▶ _Required work_:
1) In the cudf discussion thread, what does harrism say libcudf does not want to have to write?
2) Using the cudf discussion thread, mark each statement yes or no and quote the words of the thread that settle it. (a) revans2 offers to update the Java code personally. (b) kkraus14 says a limit of max(int32_t) strings would leave everyone dissatisfied. (c) harrism says libcudf prefers to carry out the distributed algorithms itself.

▶ _Supplied passage_:
....

ChuckHastings commented 4 years ago

That's what I was intending by my suggestion above. We could create a template parameter that identifies whether to use int32 or int64 for the hash map and vector pair and then call the correct version depending on the size of the tables.

jakirkham commented 4 years ago

Just as a note, we will want to update any lines like this one that may type this for higher level code (Python and/or Java).

revans2 commented 4 years ago

Yes, java code would have to be updated to handle this. It is not a big deal though and I am happy to do it.

I have also run into situations where a string column cannot be stored because there are too many characters in it, so I know that it is a real issue.

But, just to play devil's advocate... When we first started work on Spark and mentioned that there were algorithms in Spark that would spill to disk because it could operate on data larger than fits in host memory we were told that was not really a priority because we could always partition the data into smaller pieces. Why is that not true here too? Why is this a case of ability when you have that option to partition the data into smaller pieces? Yes, I know that cudf itself is not going to be partitioning the data, ala chunked arrow vectors, but Spark chunks the data itself without any cudf knowledge, and I know Dask can as well.

jakirkham commented 4 years ago

Yep agreed. Just making sure that point doesn't get lost in the shuffle (pun not intended 😉).

Yep that's true of both frameworks.

There's a tradeoff between using algorithms that operate on local data vs. distributed data. The increased size would let users tune this more appropriately for their workflows to get the desired performance.

kkraus14 commented 4 years ago

I have also run into situations where a string column cannot be stored because there are too many characters in it, so I know that it is a real issue.

I think this is the core issue. If we could have max(int32_t) strings I think everyone would be a happy camper, but having max(int32_t) bytes severely limits the number of elements you can have in a table before needing to partition it where it can adversely impact performance.

harrism commented 4 years ago

The main thing is that libcudf does not want to have to write algorithms that operate on chunked columns. We prefer dask/spark to do the distributed algorithms, and libcudf provide the primitives on which to build them.

....

▶ _Supplied records_:

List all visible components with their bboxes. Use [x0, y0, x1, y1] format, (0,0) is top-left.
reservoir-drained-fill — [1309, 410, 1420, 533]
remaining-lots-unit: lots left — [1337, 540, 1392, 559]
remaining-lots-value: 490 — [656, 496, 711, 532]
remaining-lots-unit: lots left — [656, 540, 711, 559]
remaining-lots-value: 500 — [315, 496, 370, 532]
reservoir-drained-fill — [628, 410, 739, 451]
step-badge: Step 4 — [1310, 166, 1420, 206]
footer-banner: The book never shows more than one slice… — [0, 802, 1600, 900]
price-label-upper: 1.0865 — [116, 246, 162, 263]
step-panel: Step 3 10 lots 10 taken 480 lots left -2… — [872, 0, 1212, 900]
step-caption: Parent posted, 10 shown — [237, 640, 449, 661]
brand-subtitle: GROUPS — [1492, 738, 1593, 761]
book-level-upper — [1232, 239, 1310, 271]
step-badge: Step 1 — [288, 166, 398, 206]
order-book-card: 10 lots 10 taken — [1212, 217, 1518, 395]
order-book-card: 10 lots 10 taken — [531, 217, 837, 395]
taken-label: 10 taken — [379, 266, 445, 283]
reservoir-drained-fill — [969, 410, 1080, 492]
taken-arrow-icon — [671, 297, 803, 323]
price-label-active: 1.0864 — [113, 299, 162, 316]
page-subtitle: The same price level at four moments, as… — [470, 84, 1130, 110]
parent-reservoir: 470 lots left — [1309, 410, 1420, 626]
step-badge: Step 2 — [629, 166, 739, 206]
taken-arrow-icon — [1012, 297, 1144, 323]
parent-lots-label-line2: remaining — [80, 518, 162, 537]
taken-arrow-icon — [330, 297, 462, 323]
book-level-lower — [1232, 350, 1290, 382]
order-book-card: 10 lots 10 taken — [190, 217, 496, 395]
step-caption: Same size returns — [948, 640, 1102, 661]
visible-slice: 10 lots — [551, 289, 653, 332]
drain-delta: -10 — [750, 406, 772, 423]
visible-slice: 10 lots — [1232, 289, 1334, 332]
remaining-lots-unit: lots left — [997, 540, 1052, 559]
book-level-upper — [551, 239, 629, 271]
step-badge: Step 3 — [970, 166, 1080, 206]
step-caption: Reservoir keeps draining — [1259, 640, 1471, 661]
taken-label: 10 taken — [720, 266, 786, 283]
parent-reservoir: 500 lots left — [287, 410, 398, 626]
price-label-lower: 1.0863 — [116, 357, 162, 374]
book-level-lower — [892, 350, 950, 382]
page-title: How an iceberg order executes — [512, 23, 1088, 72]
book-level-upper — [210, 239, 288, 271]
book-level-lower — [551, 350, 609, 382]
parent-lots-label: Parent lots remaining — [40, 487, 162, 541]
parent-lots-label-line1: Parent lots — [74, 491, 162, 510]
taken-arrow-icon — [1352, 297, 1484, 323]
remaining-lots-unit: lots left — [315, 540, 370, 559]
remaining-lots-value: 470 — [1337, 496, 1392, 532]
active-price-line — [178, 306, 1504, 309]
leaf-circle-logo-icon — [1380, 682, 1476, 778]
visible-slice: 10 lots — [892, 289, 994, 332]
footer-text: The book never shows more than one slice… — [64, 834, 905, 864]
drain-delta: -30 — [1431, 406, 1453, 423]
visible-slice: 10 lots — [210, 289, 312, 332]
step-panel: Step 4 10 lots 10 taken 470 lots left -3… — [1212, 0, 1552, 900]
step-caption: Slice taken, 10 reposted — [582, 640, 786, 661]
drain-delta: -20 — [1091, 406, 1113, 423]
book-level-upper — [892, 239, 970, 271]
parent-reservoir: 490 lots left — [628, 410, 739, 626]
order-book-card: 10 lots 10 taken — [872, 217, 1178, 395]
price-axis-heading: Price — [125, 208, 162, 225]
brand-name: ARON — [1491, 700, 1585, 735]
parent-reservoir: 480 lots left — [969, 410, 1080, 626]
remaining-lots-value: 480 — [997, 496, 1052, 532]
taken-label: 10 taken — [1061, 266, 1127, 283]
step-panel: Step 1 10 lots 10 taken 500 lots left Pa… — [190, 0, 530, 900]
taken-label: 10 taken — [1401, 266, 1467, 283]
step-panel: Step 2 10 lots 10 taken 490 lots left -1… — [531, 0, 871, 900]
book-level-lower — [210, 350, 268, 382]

....

▶ _Solutions to the tasks_:
1) Algorithms that operate on chunked columns.

2)
(a) Yes: "It is not a big deal though and I am happy to do it."
(b) No: "If we could have max(int32_t) strings I think everyone would be a happy camper"
(c) No: "We prefer dask/spark to do the distributed algorithms, and libcudf provide the primitives on which to build them."